┌────────
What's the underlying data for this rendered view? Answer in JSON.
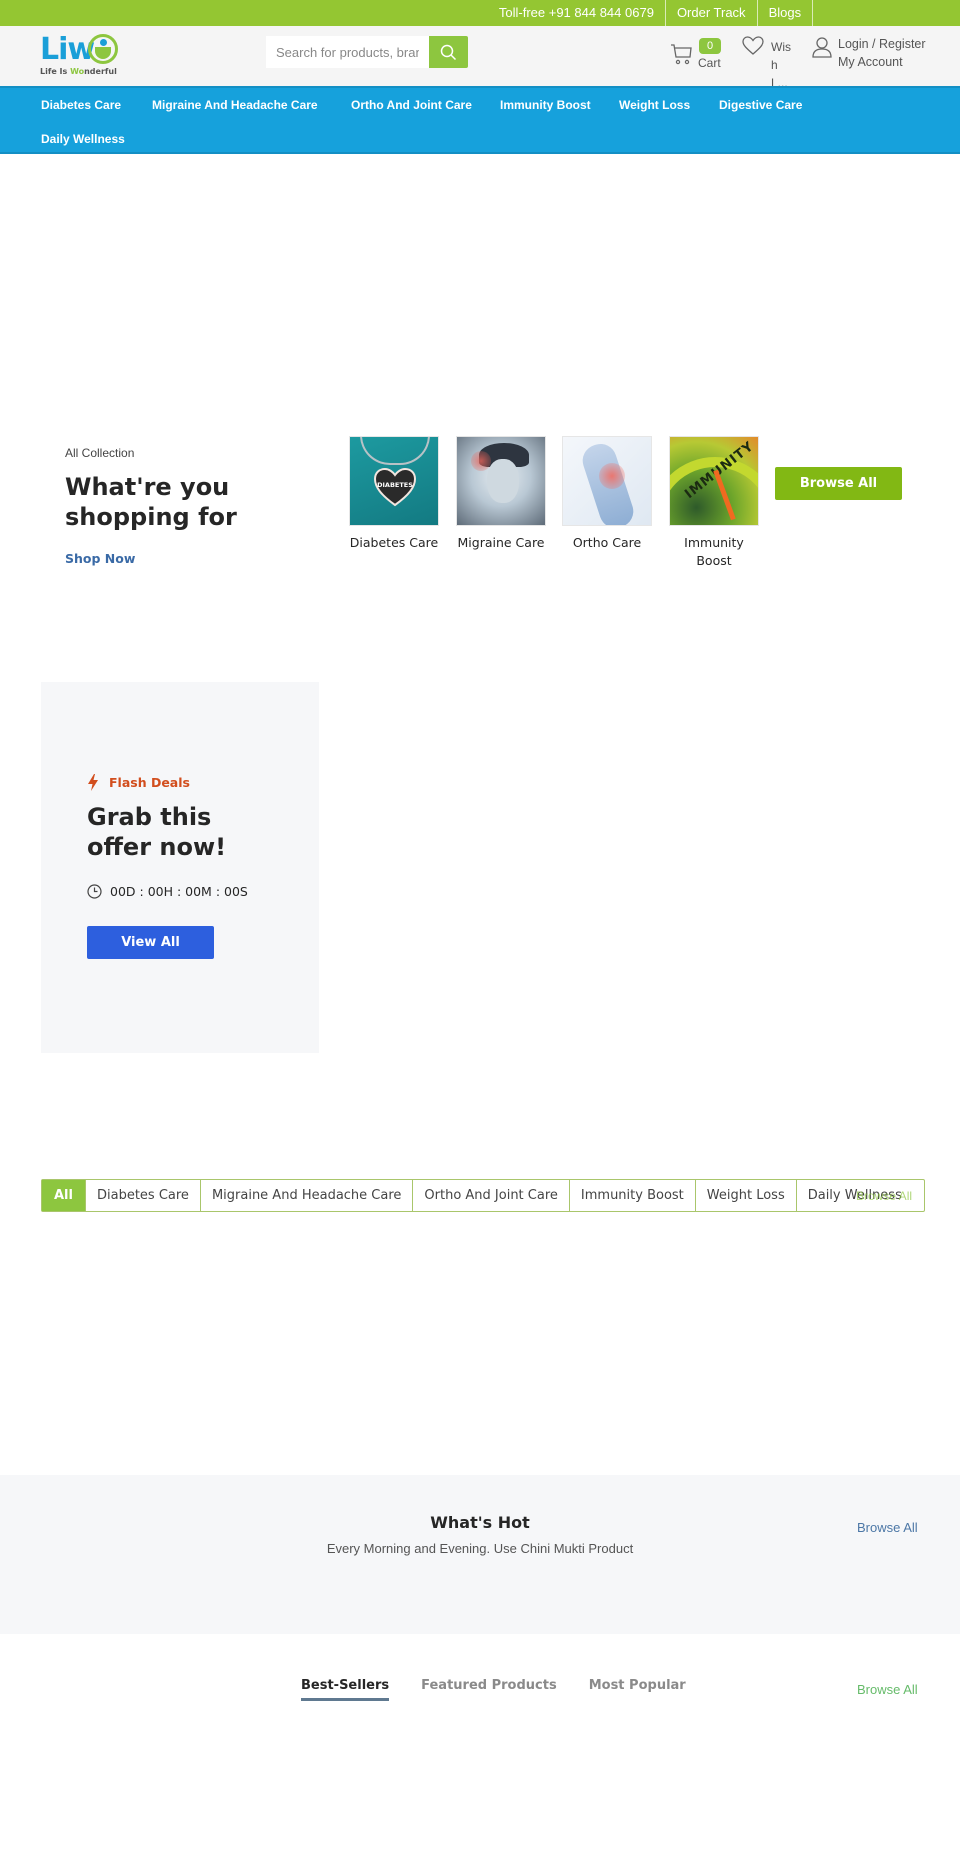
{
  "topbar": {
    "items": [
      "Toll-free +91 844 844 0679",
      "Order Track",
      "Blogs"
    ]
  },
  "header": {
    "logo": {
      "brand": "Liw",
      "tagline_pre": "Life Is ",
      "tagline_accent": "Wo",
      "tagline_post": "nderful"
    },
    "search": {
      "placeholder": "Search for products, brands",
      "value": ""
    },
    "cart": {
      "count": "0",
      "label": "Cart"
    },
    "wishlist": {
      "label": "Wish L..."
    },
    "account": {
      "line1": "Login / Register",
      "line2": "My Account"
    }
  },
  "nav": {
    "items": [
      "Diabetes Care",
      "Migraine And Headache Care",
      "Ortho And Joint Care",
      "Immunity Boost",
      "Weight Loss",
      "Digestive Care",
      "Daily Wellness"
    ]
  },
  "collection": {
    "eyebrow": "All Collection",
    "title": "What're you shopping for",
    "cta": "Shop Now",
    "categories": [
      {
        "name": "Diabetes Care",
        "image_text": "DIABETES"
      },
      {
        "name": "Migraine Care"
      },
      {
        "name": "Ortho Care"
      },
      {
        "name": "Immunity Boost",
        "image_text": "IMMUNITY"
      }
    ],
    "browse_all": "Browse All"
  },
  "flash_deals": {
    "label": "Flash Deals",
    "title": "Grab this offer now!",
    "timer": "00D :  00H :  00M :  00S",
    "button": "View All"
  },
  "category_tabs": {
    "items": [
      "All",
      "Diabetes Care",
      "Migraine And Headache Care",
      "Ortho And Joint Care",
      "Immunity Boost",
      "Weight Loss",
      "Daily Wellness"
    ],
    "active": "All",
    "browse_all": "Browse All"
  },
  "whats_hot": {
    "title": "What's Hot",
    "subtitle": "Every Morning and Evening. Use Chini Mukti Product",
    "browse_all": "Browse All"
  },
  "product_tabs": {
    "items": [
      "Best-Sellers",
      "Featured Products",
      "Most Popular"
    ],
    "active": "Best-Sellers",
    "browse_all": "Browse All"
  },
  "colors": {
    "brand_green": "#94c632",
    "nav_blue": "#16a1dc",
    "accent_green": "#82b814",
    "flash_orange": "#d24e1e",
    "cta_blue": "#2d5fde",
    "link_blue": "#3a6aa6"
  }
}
└────────
How many lines in the records above hold the word "this"? Give only the number.

_Result of the exercise:_ 2